Entries taken from a collection
=====
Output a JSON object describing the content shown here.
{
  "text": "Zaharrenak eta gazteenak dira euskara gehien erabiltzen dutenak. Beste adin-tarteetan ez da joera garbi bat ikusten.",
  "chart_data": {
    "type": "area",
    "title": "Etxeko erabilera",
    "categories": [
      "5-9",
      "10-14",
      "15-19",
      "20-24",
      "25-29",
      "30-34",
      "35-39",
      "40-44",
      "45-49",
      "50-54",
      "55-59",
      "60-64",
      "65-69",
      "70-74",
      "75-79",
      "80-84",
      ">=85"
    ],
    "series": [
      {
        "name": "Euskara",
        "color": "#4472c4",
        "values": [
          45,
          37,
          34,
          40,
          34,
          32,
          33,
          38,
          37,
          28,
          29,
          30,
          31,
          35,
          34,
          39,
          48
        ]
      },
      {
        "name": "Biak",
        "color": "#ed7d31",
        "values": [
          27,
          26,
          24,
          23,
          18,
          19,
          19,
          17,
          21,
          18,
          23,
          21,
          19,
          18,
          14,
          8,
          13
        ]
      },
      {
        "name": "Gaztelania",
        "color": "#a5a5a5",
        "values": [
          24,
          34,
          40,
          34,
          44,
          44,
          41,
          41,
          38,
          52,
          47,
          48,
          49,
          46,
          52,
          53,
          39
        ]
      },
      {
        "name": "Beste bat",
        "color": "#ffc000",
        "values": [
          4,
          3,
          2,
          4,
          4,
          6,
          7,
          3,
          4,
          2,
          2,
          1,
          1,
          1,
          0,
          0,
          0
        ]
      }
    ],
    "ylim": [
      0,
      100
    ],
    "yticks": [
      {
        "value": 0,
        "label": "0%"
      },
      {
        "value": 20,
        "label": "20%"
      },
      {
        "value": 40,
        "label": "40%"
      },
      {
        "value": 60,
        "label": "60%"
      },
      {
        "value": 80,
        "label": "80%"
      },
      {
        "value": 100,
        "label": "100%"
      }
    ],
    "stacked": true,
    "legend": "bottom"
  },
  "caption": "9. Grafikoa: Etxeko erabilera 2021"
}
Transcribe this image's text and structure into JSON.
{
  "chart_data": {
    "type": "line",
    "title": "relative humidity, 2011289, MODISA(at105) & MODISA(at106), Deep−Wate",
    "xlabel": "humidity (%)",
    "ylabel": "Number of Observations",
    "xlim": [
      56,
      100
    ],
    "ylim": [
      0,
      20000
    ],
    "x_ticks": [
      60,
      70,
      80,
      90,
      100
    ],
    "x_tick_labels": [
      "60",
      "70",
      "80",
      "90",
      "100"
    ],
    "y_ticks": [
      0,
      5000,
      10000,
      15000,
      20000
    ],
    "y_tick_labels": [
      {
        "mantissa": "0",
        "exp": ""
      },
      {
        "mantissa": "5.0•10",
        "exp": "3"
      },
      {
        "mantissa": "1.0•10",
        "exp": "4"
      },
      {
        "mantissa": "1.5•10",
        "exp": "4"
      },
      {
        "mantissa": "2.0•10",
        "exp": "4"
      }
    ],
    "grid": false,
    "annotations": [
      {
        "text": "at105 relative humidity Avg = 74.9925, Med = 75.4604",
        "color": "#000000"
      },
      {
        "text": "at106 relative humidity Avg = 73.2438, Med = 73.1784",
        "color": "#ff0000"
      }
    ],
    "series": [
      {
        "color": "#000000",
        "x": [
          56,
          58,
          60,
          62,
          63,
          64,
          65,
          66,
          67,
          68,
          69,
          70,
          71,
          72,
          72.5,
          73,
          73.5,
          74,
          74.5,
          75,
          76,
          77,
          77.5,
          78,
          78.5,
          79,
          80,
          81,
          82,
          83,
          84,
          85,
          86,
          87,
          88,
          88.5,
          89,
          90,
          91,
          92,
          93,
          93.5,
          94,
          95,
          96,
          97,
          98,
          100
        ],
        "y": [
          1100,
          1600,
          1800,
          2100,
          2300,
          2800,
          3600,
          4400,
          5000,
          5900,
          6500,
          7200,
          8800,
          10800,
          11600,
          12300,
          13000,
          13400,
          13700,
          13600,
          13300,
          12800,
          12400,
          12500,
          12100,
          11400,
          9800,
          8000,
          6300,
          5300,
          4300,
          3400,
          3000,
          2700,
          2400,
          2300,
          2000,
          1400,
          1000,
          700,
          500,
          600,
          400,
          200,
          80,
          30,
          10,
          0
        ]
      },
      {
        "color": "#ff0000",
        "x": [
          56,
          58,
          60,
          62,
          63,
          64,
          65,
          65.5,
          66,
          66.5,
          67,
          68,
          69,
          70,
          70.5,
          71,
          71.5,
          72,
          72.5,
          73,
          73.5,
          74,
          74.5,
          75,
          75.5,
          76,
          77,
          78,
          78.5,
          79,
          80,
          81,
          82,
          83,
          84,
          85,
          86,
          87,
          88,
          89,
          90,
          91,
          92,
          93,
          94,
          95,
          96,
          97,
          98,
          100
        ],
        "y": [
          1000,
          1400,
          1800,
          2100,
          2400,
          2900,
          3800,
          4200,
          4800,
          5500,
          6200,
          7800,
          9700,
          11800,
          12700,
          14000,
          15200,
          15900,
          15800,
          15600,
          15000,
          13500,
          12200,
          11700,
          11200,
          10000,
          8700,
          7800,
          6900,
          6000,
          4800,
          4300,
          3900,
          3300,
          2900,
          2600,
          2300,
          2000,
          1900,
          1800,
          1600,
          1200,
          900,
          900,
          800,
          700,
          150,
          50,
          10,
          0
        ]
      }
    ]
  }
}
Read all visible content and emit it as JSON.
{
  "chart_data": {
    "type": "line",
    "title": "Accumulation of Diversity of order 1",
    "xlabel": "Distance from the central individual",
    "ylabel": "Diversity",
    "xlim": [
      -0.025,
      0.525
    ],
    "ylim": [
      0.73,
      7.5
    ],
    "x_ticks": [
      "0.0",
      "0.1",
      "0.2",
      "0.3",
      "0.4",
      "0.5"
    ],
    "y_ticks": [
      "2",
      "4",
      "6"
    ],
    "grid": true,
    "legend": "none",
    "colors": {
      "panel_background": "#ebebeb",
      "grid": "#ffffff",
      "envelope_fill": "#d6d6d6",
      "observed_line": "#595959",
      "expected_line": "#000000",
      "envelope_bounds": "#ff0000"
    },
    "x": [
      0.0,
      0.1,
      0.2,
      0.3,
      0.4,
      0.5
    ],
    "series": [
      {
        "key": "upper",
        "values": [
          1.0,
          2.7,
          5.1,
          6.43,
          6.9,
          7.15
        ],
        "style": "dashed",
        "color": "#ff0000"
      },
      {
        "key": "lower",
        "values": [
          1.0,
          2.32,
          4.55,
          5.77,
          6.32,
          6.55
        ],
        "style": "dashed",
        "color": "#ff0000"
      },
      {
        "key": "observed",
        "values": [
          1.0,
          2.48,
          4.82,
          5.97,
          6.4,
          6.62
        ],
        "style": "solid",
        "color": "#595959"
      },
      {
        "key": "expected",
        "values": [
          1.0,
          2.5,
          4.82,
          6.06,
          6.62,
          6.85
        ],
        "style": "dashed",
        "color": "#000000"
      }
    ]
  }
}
=====
-- JOB --
Print the listing above in its entirety, with every line exact.

-- FULL SOLUTION --
Output a JSON object describing the content shown here.
{
  "text": "Zaharrenak eta gazteenak dira euskara gehien erabiltzen dutenak. Beste adin-tarteetan ez da joera garbi bat ikusten.",
  "chart_data": {
    "type": "area",
    "title": "Etxeko erabilera",
    "categories": [
      "5-9",
      "10-14",
      "15-19",
      "20-24",
      "25-29",
      "30-34",
      "35-39",
      "40-44",
      "45-49",
      "50-54",
      "55-59",
      "60-64",
      "65-69",
      "70-74",
      "75-79",
      "80-84",
      ">=85"
    ],
    "series": [
      {
        "name": "Euskara",
        "color": "#4472c4",
        "values": [
          45,
          37,
          34,
          40,
          34,
          32,
          33,
          38,
          37,
          28,
          29,
          30,
          31,
          35,
          34,
          39,
          48
        ]
      },
      {
        "name": "Biak",
        "color": "#ed7d31",
        "values": [
          27,
          26,
          24,
          23,
          18,
          19,
          19,
          17,
          21,
          18,
          23,
          21,
          19,
          18,
          14,
          8,
          13
        ]
      },
      {
        "name": "Gaztelania",
        "color": "#a5a5a5",
        "values": [
          24,
          34,
          40,
          34,
          44,
          44,
          41,
          41,
          38,
          52,
          47,
          48,
          49,
          46,
          52,
          53,
          39
        ]
      },
      {
        "name": "Beste bat",
        "color": "#ffc000",
        "values": [
          4,
          3,
          2,
          4,
          4,
          6,
          7,
          3,
          4,
          2,
          2,
          1,
          1,
          1,
          0,
          0,
          0
        ]
      }
    ],
    "ylim": [
      0,
      100
    ],
    "yticks": [
      {
        "value": 0,
        "label": "0%"
      },
      {
        "value": 20,
        "label": "20%"
      },
      {
        "value": 40,
        "label": "40%"
      },
      {
        "value": 60,
        "label": "60%"
      },
      {
        "value": 80,
        "label": "80%"
      },
      {
        "value": 100,
        "label": "100%"
      }
    ],
    "stacked": true,
    "legend": "bottom"
  },
  "caption": "9. Grafikoa: Etxeko erabilera 2021"
}
Transcribe this image's text and structure into JSON.
{
  "chart_data": {
    "type": "line",
    "title": "relative humidity, 2011289, MODISA(at105) & MODISA(at106), Deep−Wate",
    "xlabel": "humidity (%)",
    "ylabel": "Number of Observations",
    "xlim": [
      56,
      100
    ],
    "ylim": [
      0,
      20000
    ],
    "x_ticks": [
      60,
      70,
      80,
      90,
      100
    ],
    "x_tick_labels": [
      "60",
      "70",
      "80",
      "90",
      "100"
    ],
    "y_ticks": [
      0,
      5000,
      10000,
      15000,
      20000
    ],
    "y_tick_labels": [
      {
        "mantissa": "0",
        "exp": ""
      },
      {
        "mantissa": "5.0•10",
        "exp": "3"
      },
      {
        "mantissa": "1.0•10",
        "exp": "4"
      },
      {
        "mantissa": "1.5•10",
        "exp": "4"
      },
      {
        "mantissa": "2.0•10",
        "exp": "4"
      }
    ],
    "grid": false,
    "annotations": [
      {
        "text": "at105 relative humidity Avg = 74.9925, Med = 75.4604",
        "color": "#000000"
      },
      {
        "text": "at106 relative humidity Avg = 73.2438, Med = 73.1784",
        "color": "#ff0000"
      }
    ],
    "series": [
      {
        "color": "#000000",
        "x": [
          56,
          58,
          60,
          62,
          63,
          64,
          65,
          66,
          67,
          68,
          69,
          70,
          71,
          72,
          72.5,
          73,
          73.5,
          74,
          74.5,
          75,
          76,
          77,
          77.5,
          78,
          78.5,
          79,
          80,
          81,
          82,
          83,
          84,
          85,
          86,
          87,
          88,
          88.5,
          89,
          90,
          91,
          92,
          93,
          93.5,
          94,
          95,
          96,
          97,
          98,
          100
        ],
        "y": [
          1100,
          1600,
          1800,
          2100,
          2300,
          2800,
          3600,
          4400,
          5000,
          5900,
          6500,
          7200,
          8800,
          10800,
          11600,
          12300,
          13000,
          13400,
          13700,
          13600,
          13300,
          12800,
          12400,
          12500,
          12100,
          11400,
          9800,
          8000,
          6300,
          5300,
          4300,
          3400,
          3000,
          2700,
          2400,
          2300,
          2000,
          1400,
          1000,
          700,
          500,
          600,
          400,
          200,
          80,
          30,
          10,
          0
        ]
      },
      {
        "color": "#ff0000",
        "x": [
          56,
          58,
          60,
          62,
          63,
          64,
          65,
          65.5,
          66,
          66.5,
          67,
          68,
          69,
          70,
          70.5,
          71,
          71.5,
          72,
          72.5,
          73,
          73.5,
          74,
          74.5,
          75,
          75.5,
          76,
          77,
          78,
          78.5,
          79,
          80,
          81,
          82,
          83,
          84,
          85,
          86,
          87,
          88,
          89,
          90,
          91,
          92,
          93,
          94,
          95,
          96,
          97,
          98,
          100
        ],
        "y": [
          1000,
          1400,
          1800,
          2100,
          2400,
          2900,
          3800,
          4200,
          4800,
          5500,
          6200,
          7800,
          9700,
          11800,
          12700,
          14000,
          15200,
          15900,
          15800,
          15600,
          15000,
          13500,
          12200,
          11700,
          11200,
          10000,
          8700,
          7800,
          6900,
          6000,
          4800,
          4300,
          3900,
          3300,
          2900,
          2600,
          2300,
          2000,
          1900,
          1800,
          1600,
          1200,
          900,
          900,
          800,
          700,
          150,
          50,
          10,
          0
        ]
      }
    ]
  }
}
Read all visible content and emit it as JSON.
{
  "chart_data": {
    "type": "line",
    "title": "Accumulation of Diversity of order 1",
    "xlabel": "Distance from the central individual",
    "ylabel": "Diversity",
    "xlim": [
      -0.025,
      0.525
    ],
    "ylim": [
      0.73,
      7.5
    ],
    "x_ticks": [
      "0.0",
      "0.1",
      "0.2",
      "0.3",
      "0.4",
      "0.5"
    ],
    "y_ticks": [
      "2",
      "4",
      "6"
    ],
    "grid": true,
    "legend": "none",
    "colors": {
      "panel_background": "#ebebeb",
      "grid": "#ffffff",
      "envelope_fill": "#d6d6d6",
      "observed_line": "#595959",
      "expected_line": "#000000",
      "envelope_bounds": "#ff0000"
    },
    "x": [
      0.0,
      0.1,
      0.2,
      0.3,
      0.4,
      0.5
    ],
    "series": [
      {
        "key": "upper",
        "values": [
          1.0,
          2.7,
          5.1,
          6.43,
          6.9,
          7.15
        ],
        "style": "dashed",
        "color": "#ff0000"
      },
      {
        "key": "lower",
        "values": [
          1.0,
          2.32,
          4.55,
          5.77,
          6.32,
          6.55
        ],
        "style": "dashed",
        "color": "#ff0000"
      },
      {
        "key": "observed",
        "values": [
          1.0,
          2.48,
          4.82,
          5.97,
          6.4,
          6.62
        ],
        "style": "solid",
        "color": "#595959"
      },
      {
        "key": "expected",
        "values": [
          1.0,
          2.5,
          4.82,
          6.06,
          6.62,
          6.85
        ],
        "style": "dashed",
        "color": "#000000"
      }
    ]
  }
}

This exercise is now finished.